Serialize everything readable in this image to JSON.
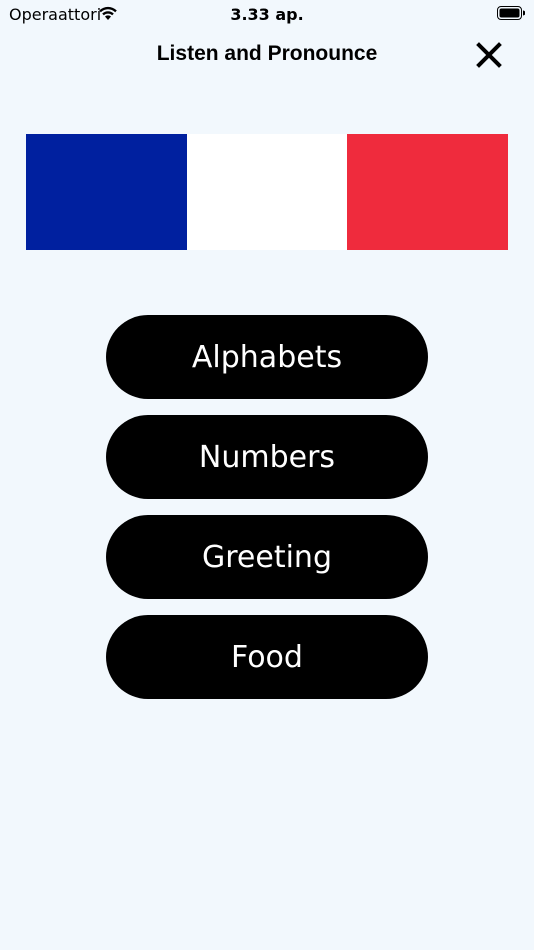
{
  "status_bar": {
    "carrier": "Operaattori",
    "time": "3.33 ap.",
    "wifi_icon": "wifi-icon",
    "battery_icon": "battery-icon"
  },
  "header": {
    "title": "Listen and Pronounce",
    "close_icon": "close-icon"
  },
  "flag": {
    "colors": [
      "#00209f",
      "#ffffff",
      "#ef2b3d"
    ]
  },
  "menu": {
    "items": [
      {
        "label": "Alphabets"
      },
      {
        "label": "Numbers"
      },
      {
        "label": "Greeting"
      },
      {
        "label": "Food"
      }
    ]
  },
  "colors": {
    "background": "#f2f8fd",
    "button_bg": "#000000",
    "button_text": "#ffffff"
  }
}
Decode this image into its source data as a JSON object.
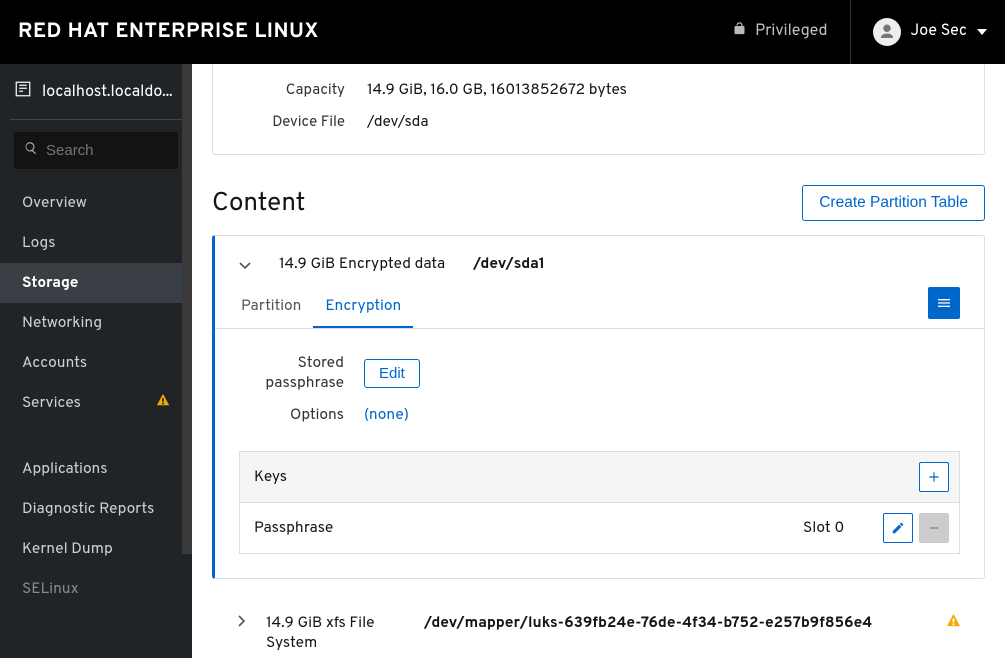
{
  "header": {
    "brand": "RED HAT ENTERPRISE LINUX",
    "privileged": "Privileged",
    "user": "Joe Sec"
  },
  "sidebar": {
    "host": "localhost.localdo...",
    "search_placeholder": "Search",
    "items": [
      {
        "label": "Overview",
        "active": false
      },
      {
        "label": "Logs",
        "active": false
      },
      {
        "label": "Storage",
        "active": true
      },
      {
        "label": "Networking",
        "active": false
      },
      {
        "label": "Accounts",
        "active": false
      },
      {
        "label": "Services",
        "active": false,
        "warn": true
      }
    ],
    "items2": [
      {
        "label": "Applications"
      },
      {
        "label": "Diagnostic Reports"
      },
      {
        "label": "Kernel Dump"
      },
      {
        "label": "SELinux"
      }
    ]
  },
  "drive": {
    "capacity_label": "Capacity",
    "capacity_value": "14.9 GiB, 16.0 GB, 16013852672 bytes",
    "device_label": "Device File",
    "device_value": "/dev/sda"
  },
  "content": {
    "title": "Content",
    "create_btn": "Create Partition Table",
    "partition1": {
      "size_desc": "14.9 GiB Encrypted data",
      "device": "/dev/sda1"
    },
    "tabs": {
      "partition": "Partition",
      "encryption": "Encryption"
    },
    "stored": {
      "label": "Stored passphrase",
      "edit": "Edit"
    },
    "options": {
      "label": "Options",
      "value": "(none)"
    },
    "keys": {
      "header": "Keys",
      "row_type": "Passphrase",
      "row_slot": "Slot 0"
    },
    "partition2": {
      "size_desc": "14.9 GiB xfs File System",
      "device": "/dev/mapper/luks-639fb24e-76de-4f34-b752-e257b9f856e4"
    }
  }
}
● ● ● ● ● ● ●
- **REQUIREMENTS**
Reproduce all entries without any change, and omit the pictures.

- **SOLUTION TO THIS PROBLEM**
Serialize everything readable in this image to JSON.
{
  "status_bar": {
    "carrier": "Operaattori",
    "time": "3.33 ap.",
    "wifi_icon": "wifi-icon",
    "battery_icon": "battery-icon"
  },
  "header": {
    "title": "Listen and Pronounce",
    "close_icon": "close-icon"
  },
  "flag": {
    "colors": [
      "#00209f",
      "#ffffff",
      "#ef2b3d"
    ]
  },
  "menu": {
    "items": [
      {
        "label": "Alphabets"
      },
      {
        "label": "Numbers"
      },
      {
        "label": "Greeting"
      },
      {
        "label": "Food"
      }
    ]
  },
  "colors": {
    "background": "#f2f8fd",
    "button_bg": "#000000",
    "button_text": "#ffffff"
  }
}
Decode this image into its source data as a JSON object.
{
  "header": {
    "brand": "RED HAT ENTERPRISE LINUX",
    "privileged": "Privileged",
    "user": "Joe Sec"
  },
  "sidebar": {
    "host": "localhost.localdo...",
    "search_placeholder": "Search",
    "items": [
      {
        "label": "Overview",
        "active": false
      },
      {
        "label": "Logs",
        "active": false
      },
      {
        "label": "Storage",
        "active": true
      },
      {
        "label": "Networking",
        "active": false
      },
      {
        "label": "Accounts",
        "active": false
      },
      {
        "label": "Services",
        "active": false,
        "warn": true
      }
    ],
    "items2": [
      {
        "label": "Applications"
      },
      {
        "label": "Diagnostic Reports"
      },
      {
        "label": "Kernel Dump"
      },
      {
        "label": "SELinux"
      }
    ]
  },
  "drive": {
    "capacity_label": "Capacity",
    "capacity_value": "14.9 GiB, 16.0 GB, 16013852672 bytes",
    "device_label": "Device File",
    "device_value": "/dev/sda"
  },
  "content": {
    "title": "Content",
    "create_btn": "Create Partition Table",
    "partition1": {
      "size_desc": "14.9 GiB Encrypted data",
      "device": "/dev/sda1"
    },
    "tabs": {
      "partition": "Partition",
      "encryption": "Encryption"
    },
    "stored": {
      "label": "Stored passphrase",
      "edit": "Edit"
    },
    "options": {
      "label": "Options",
      "value": "(none)"
    },
    "keys": {
      "header": "Keys",
      "row_type": "Passphrase",
      "row_slot": "Slot 0"
    },
    "partition2": {
      "size_desc": "14.9 GiB xfs File System",
      "device": "/dev/mapper/luks-639fb24e-76de-4f34-b752-e257b9f856e4"
    }
  }
}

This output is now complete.